» TASK TO COMPLETE
Using the entries below, transcribe exactly the line containing "Convert this document image to plain text." and each line that follows it to the end.

» MATERIAL PROVIDED

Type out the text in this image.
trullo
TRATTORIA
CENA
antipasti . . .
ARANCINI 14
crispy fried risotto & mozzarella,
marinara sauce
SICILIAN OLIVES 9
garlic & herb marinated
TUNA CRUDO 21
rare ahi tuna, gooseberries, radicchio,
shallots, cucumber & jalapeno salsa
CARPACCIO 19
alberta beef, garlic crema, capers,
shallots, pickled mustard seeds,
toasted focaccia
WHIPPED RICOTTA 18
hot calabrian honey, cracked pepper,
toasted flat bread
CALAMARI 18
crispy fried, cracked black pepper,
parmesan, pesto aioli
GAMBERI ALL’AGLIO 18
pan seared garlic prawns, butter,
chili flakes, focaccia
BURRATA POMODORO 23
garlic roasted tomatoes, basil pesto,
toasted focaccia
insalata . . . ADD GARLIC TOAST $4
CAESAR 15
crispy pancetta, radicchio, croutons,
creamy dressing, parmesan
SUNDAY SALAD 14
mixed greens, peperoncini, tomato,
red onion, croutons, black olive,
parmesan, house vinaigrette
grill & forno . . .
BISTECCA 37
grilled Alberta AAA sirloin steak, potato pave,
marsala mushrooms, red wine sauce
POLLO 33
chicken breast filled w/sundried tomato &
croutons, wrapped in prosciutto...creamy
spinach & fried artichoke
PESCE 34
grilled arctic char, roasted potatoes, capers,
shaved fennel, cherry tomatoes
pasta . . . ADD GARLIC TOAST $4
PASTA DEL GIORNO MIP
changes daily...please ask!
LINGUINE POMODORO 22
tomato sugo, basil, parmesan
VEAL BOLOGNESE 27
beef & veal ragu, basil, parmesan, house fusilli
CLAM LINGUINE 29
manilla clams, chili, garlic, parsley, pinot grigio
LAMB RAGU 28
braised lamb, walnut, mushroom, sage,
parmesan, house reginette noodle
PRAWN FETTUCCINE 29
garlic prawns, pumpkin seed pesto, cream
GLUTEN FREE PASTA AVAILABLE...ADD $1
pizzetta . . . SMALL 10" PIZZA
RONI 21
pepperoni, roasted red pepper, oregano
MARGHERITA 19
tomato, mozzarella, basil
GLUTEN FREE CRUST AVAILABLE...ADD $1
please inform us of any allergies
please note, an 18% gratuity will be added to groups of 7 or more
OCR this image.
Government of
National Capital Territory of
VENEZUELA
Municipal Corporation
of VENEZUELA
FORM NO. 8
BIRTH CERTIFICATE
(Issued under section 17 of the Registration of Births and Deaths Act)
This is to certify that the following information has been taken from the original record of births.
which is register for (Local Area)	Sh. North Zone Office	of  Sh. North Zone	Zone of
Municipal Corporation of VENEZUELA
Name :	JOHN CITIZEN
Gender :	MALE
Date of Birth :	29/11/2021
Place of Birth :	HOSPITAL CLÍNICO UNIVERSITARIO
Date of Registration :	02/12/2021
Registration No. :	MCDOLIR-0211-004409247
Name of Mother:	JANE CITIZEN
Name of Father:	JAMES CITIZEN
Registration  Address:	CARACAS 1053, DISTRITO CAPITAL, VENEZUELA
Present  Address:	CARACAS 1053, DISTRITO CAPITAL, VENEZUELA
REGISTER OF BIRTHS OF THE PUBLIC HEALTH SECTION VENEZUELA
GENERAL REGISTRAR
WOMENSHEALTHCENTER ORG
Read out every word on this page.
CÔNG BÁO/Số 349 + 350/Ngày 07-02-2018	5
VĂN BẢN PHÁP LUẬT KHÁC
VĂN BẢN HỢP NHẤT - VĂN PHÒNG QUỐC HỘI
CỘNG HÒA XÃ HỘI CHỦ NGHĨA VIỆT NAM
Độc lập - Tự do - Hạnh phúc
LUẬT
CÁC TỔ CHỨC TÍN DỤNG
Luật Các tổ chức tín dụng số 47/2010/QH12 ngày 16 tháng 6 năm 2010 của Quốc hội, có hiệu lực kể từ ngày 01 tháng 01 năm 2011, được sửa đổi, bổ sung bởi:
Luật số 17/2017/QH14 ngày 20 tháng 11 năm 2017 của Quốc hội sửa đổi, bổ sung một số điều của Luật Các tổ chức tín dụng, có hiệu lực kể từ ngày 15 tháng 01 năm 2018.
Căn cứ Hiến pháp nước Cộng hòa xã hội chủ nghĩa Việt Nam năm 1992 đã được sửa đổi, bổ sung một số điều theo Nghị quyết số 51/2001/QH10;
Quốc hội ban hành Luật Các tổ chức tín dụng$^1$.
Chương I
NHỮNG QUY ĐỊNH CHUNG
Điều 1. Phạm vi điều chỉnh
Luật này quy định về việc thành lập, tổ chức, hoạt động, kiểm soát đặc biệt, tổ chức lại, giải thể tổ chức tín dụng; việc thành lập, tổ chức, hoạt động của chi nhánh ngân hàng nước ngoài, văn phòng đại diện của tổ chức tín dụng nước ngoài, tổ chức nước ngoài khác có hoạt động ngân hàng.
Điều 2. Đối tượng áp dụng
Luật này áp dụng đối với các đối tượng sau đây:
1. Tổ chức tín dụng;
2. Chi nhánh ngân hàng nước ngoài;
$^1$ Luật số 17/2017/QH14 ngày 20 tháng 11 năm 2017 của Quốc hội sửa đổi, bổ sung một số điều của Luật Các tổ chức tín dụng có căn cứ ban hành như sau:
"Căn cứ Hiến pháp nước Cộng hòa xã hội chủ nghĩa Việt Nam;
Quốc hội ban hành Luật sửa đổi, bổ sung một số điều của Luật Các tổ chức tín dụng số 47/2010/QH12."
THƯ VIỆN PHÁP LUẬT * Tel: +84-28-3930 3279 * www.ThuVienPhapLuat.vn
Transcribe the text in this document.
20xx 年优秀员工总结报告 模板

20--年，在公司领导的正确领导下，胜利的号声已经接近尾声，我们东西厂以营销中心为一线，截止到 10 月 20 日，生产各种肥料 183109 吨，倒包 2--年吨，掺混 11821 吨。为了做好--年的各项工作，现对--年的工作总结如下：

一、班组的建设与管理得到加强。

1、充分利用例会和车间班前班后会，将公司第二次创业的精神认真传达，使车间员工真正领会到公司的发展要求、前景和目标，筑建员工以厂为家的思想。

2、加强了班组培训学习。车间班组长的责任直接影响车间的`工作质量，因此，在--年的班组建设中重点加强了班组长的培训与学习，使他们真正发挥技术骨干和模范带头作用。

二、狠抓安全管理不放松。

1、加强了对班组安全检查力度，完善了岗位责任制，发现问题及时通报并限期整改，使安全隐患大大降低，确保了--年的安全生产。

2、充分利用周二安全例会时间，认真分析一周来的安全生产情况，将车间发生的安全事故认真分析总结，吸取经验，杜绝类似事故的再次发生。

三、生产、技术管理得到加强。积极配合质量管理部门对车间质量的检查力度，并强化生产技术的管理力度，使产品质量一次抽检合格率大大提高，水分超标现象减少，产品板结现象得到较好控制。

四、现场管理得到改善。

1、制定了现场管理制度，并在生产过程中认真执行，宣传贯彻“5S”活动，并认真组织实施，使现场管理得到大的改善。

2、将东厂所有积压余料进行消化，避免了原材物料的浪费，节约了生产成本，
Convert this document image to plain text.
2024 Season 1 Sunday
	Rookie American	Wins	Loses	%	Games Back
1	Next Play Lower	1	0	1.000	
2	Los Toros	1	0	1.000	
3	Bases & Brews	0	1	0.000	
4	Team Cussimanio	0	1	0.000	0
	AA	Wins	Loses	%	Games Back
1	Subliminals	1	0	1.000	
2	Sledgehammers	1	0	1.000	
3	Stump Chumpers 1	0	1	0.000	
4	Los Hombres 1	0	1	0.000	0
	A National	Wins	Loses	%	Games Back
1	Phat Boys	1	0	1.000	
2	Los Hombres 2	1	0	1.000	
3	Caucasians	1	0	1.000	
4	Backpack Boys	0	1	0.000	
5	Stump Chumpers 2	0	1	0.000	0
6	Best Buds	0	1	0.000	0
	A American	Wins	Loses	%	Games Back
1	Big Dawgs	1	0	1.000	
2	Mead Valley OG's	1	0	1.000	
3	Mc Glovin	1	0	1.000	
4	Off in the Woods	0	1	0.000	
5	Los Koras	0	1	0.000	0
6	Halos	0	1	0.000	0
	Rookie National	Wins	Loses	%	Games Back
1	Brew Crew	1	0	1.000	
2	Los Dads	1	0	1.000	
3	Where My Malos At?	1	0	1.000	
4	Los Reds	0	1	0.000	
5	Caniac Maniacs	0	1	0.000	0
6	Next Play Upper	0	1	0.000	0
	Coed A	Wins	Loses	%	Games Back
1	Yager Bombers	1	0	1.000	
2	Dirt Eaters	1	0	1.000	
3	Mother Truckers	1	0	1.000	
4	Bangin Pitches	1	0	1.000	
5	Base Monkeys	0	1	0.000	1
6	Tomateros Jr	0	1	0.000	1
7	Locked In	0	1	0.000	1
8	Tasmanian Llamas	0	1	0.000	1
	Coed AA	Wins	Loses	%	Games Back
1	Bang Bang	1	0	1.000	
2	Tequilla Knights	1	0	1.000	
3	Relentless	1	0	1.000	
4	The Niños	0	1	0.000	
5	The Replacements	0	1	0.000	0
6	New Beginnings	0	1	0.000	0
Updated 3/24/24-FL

» TASK OUTPUT
Convert this document image to plain text.
2024 Season 1 Sunday
	Rookie American	Wins	Loses	%	Games Back
1	Next Play Lower	1	0	1.000	
2	Los Toros	1	0	1.000	
3	Bases & Brews	0	1	0.000	
4	Team Cussimanio	0	1	0.000	0
	AA	Wins	Loses	%	Games Back
1	Subliminals	1	0	1.000	
2	Sledgehammers	1	0	1.000	
3	Stump Chumpers 1	0	1	0.000	
4	Los Hombres 1	0	1	0.000	0
	A National	Wins	Loses	%	Games Back
1	Phat Boys	1	0	1.000	
2	Los Hombres 2	1	0	1.000	
3	Caucasians	1	0	1.000	
4	Backpack Boys	0	1	0.000	
5	Stump Chumpers 2	0	1	0.000	0
6	Best Buds	0	1	0.000	0
	A American	Wins	Loses	%	Games Back
1	Big Dawgs	1	0	1.000	
2	Mead Valley OG's	1	0	1.000	
3	Mc Glovin	1	0	1.000	
4	Off in the Woods	0	1	0.000	
5	Los Koras	0	1	0.000	0
6	Halos	0	1	0.000	0
	Rookie National	Wins	Loses	%	Games Back
1	Brew Crew	1	0	1.000	
2	Los Dads	1	0	1.000	
3	Where My Malos At?	1	0	1.000	
4	Los Reds	0	1	0.000	
5	Caniac Maniacs	0	1	0.000	0
6	Next Play Upper	0	1	0.000	0
	Coed A	Wins	Loses	%	Games Back
1	Yager Bombers	1	0	1.000	
2	Dirt Eaters	1	0	1.000	
3	Mother Truckers	1	0	1.000	
4	Bangin Pitches	1	0	1.000	
5	Base Monkeys	0	1	0.000	1
6	Tomateros Jr	0	1	0.000	1
7	Locked In	0	1	0.000	1
8	Tasmanian Llamas	0	1	0.000	1
	Coed AA	Wins	Loses	%	Games Back
1	Bang Bang	1	0	1.000	
2	Tequilla Knights	1	0	1.000	
3	Relentless	1	0	1.000	
4	The Niños	0	1	0.000	
5	The Replacements	0	1	0.000	0
6	New Beginnings	0	1	0.000	0
Updated 3/24/24-FL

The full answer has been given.